* _To do_
Pick out the lines in the listing below that contain the word "this" and copy them.

* Start The data *

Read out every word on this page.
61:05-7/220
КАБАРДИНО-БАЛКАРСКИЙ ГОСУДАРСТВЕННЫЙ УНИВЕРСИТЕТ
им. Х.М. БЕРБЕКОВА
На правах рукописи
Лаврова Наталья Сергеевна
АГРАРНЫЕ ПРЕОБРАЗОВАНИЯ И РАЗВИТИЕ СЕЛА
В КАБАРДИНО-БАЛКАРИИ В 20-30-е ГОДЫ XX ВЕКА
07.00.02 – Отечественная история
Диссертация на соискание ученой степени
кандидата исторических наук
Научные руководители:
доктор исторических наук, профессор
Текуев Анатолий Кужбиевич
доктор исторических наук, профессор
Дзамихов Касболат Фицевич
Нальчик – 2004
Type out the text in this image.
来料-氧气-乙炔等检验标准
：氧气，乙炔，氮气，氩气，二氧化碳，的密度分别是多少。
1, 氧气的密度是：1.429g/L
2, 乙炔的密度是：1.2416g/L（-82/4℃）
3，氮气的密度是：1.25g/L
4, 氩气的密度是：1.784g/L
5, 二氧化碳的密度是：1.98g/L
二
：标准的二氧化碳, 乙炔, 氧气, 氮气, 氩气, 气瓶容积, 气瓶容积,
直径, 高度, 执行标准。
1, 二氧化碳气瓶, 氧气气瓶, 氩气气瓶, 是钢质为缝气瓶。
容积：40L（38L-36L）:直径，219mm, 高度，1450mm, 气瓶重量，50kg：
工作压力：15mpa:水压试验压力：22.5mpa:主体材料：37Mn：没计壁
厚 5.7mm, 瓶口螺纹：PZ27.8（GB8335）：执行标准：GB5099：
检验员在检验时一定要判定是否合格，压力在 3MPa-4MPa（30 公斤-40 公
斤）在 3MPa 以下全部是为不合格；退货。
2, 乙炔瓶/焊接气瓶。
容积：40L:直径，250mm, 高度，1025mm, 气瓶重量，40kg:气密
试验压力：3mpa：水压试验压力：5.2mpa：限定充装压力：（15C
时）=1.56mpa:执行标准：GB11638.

* End The data *

* _Worked solution_
Read out every word on this page.
Type out the text in this image.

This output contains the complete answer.